═════ Available records ═════

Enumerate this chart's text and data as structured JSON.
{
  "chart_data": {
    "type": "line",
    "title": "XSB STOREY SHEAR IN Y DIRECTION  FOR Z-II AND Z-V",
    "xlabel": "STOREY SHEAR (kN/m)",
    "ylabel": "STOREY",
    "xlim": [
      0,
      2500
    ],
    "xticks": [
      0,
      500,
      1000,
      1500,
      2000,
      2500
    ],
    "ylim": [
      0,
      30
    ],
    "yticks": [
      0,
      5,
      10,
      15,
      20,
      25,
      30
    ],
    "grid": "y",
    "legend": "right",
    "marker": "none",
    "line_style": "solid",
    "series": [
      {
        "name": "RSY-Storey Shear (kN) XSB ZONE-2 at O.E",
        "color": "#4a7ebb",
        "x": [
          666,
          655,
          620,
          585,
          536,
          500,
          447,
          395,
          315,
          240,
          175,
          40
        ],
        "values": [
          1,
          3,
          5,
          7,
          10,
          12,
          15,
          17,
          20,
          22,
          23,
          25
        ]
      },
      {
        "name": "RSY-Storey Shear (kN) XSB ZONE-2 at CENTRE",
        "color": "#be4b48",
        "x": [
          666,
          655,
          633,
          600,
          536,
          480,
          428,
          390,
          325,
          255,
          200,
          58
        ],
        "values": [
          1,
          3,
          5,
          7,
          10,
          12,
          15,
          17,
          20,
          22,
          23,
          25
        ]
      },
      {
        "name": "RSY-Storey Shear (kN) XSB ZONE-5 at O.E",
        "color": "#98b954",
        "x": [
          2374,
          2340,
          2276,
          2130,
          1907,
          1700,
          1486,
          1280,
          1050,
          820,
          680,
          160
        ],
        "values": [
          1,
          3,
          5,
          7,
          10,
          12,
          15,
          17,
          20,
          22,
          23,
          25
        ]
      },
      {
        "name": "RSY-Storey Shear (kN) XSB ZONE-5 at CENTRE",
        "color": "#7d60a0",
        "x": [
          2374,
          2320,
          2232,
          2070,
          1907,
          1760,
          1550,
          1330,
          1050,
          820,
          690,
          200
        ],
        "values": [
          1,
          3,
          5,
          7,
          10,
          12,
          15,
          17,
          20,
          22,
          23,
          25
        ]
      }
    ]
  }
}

═════

# [What you have to do]
State the number of lines in the data that include the string "CENTRE", and add nothing else.

# [Solved exercise]
2